> **TASK DESCRIPTION**
Copy the listing below in full and skip every picture.
-- begin --
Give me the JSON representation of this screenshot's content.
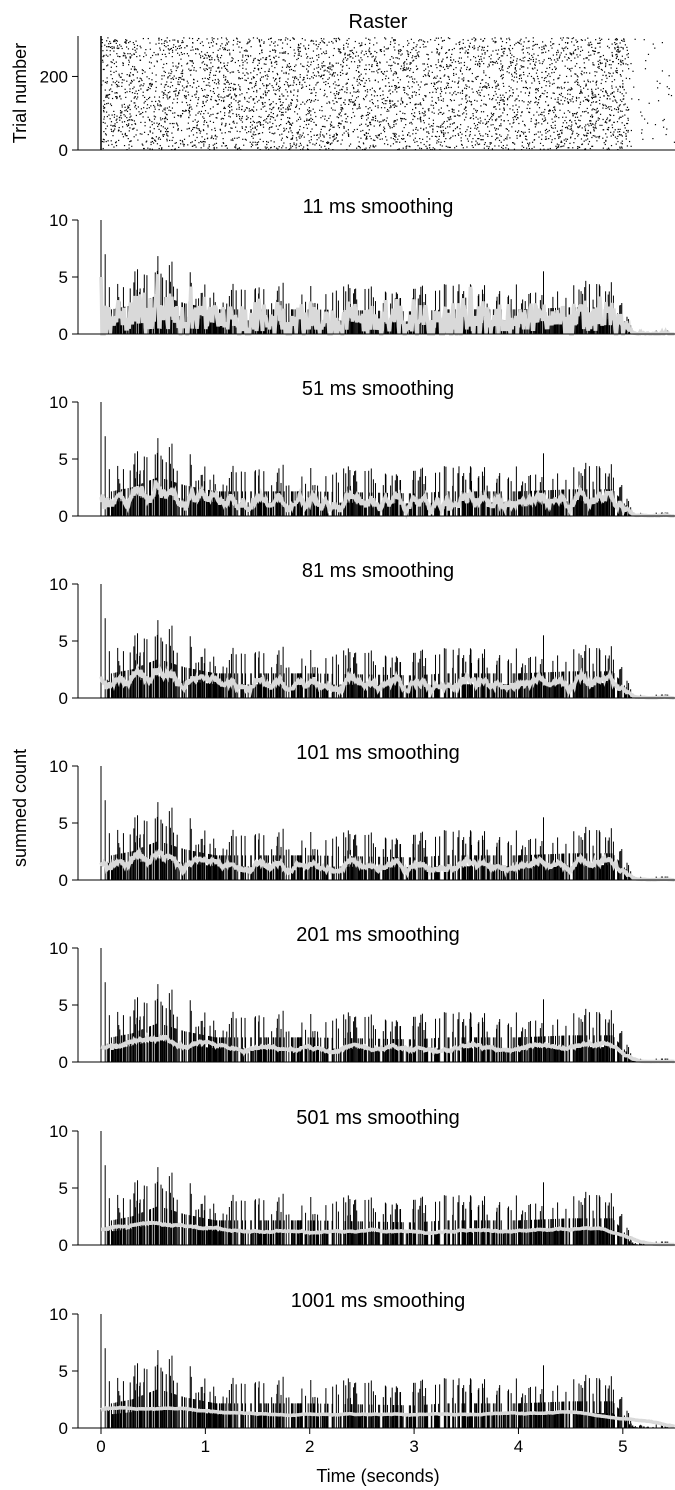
{
  "chart_data": {
    "type": "multi-panel",
    "xlabel": "Time (seconds)",
    "ylabel": "summed count",
    "xlim": [
      -0.2,
      5.5
    ],
    "x_ticks": [
      0,
      1,
      2,
      3,
      4,
      5
    ],
    "raster": {
      "type": "scatter",
      "title": "Raster",
      "ylabel": "Trial number",
      "ylim": [
        0,
        310
      ],
      "y_ticks": [
        0,
        200
      ],
      "n_trials": 305,
      "event_time": 0,
      "spike_window": [
        0,
        5.05
      ],
      "baseline_rate_hz": 3,
      "late_rate_hz": 0.15,
      "marker_color": "#000000"
    },
    "psth": {
      "type": "bar",
      "ylim": [
        0,
        10
      ],
      "y_ticks": [
        0,
        5,
        10
      ],
      "bin_width_s": 0.005,
      "bar_color": "#000000",
      "smooth_color": "#d9d9d9",
      "mean_count": 1.2,
      "peaks": [
        {
          "x": 0.0,
          "y": 10
        },
        {
          "x": 0.04,
          "y": 7
        },
        {
          "x": 0.52,
          "y": 5.4
        },
        {
          "x": 4.24,
          "y": 5.5
        },
        {
          "x": 4.78,
          "y": 4.2
        }
      ],
      "smoothed_profile": {
        "x": [
          0,
          0.02,
          0.1,
          0.3,
          0.55,
          0.8,
          1.1,
          2.0,
          3.0,
          3.3,
          4.0,
          4.5,
          4.9,
          5.0,
          5.1,
          5.5
        ],
        "y": [
          3.0,
          2.0,
          1.2,
          1.4,
          1.9,
          1.5,
          1.2,
          1.2,
          1.1,
          1.2,
          1.2,
          1.3,
          1.3,
          0.7,
          0.1,
          0.0
        ]
      }
    },
    "panels": [
      {
        "title": "11 ms smoothing",
        "window_ms": 11
      },
      {
        "title": "51 ms smoothing",
        "window_ms": 51
      },
      {
        "title": "81 ms smoothing",
        "window_ms": 81
      },
      {
        "title": "101 ms smoothing",
        "window_ms": 101
      },
      {
        "title": "201 ms smoothing",
        "window_ms": 201
      },
      {
        "title": "501 ms smoothing",
        "window_ms": 501
      },
      {
        "title": "1001 ms smoothing",
        "window_ms": 1001
      }
    ]
  }
}
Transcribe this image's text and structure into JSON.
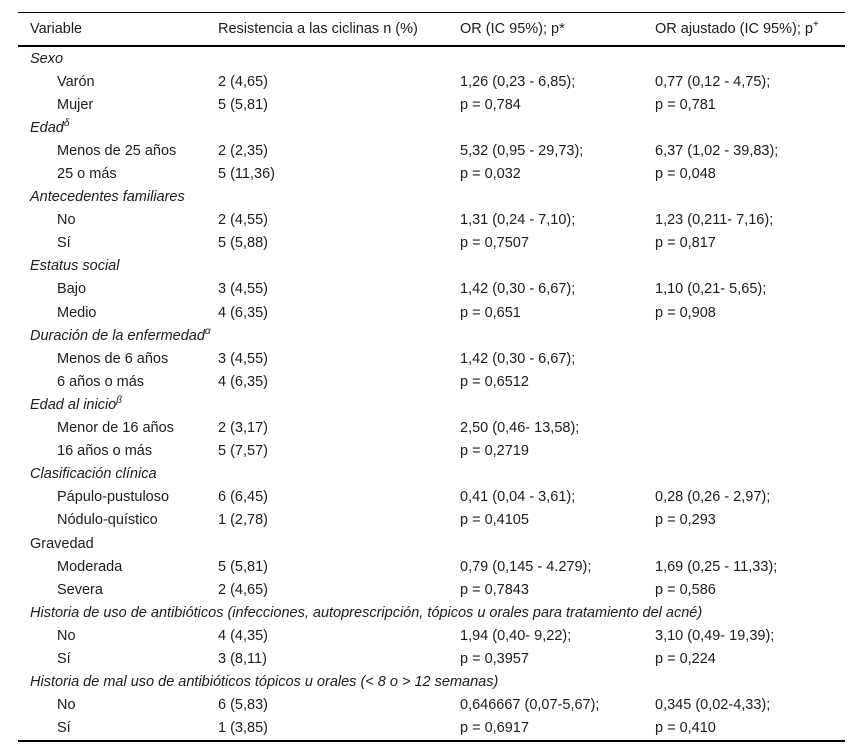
-- end --
> **SOLUTION FOR THIS TASK**
Give me the JSON representation of this screenshot's content.
{
  "chart_data": {
    "type": "multi-panel",
    "xlabel": "Time (seconds)",
    "ylabel": "summed count",
    "xlim": [
      -0.2,
      5.5
    ],
    "x_ticks": [
      0,
      1,
      2,
      3,
      4,
      5
    ],
    "raster": {
      "type": "scatter",
      "title": "Raster",
      "ylabel": "Trial number",
      "ylim": [
        0,
        310
      ],
      "y_ticks": [
        0,
        200
      ],
      "n_trials": 305,
      "event_time": 0,
      "spike_window": [
        0,
        5.05
      ],
      "baseline_rate_hz": 3,
      "late_rate_hz": 0.15,
      "marker_color": "#000000"
    },
    "psth": {
      "type": "bar",
      "ylim": [
        0,
        10
      ],
      "y_ticks": [
        0,
        5,
        10
      ],
      "bin_width_s": 0.005,
      "bar_color": "#000000",
      "smooth_color": "#d9d9d9",
      "mean_count": 1.2,
      "peaks": [
        {
          "x": 0.0,
          "y": 10
        },
        {
          "x": 0.04,
          "y": 7
        },
        {
          "x": 0.52,
          "y": 5.4
        },
        {
          "x": 4.24,
          "y": 5.5
        },
        {
          "x": 4.78,
          "y": 4.2
        }
      ],
      "smoothed_profile": {
        "x": [
          0,
          0.02,
          0.1,
          0.3,
          0.55,
          0.8,
          1.1,
          2.0,
          3.0,
          3.3,
          4.0,
          4.5,
          4.9,
          5.0,
          5.1,
          5.5
        ],
        "y": [
          3.0,
          2.0,
          1.2,
          1.4,
          1.9,
          1.5,
          1.2,
          1.2,
          1.1,
          1.2,
          1.2,
          1.3,
          1.3,
          0.7,
          0.1,
          0.0
        ]
      }
    },
    "panels": [
      {
        "title": "11 ms smoothing",
        "window_ms": 11
      },
      {
        "title": "51 ms smoothing",
        "window_ms": 51
      },
      {
        "title": "81 ms smoothing",
        "window_ms": 81
      },
      {
        "title": "101 ms smoothing",
        "window_ms": 101
      },
      {
        "title": "201 ms smoothing",
        "window_ms": 201
      },
      {
        "title": "501 ms smoothing",
        "window_ms": 501
      },
      {
        "title": "1001 ms smoothing",
        "window_ms": 1001
      }
    ]
  }
}
Transcribe this image's text and structure into JSON.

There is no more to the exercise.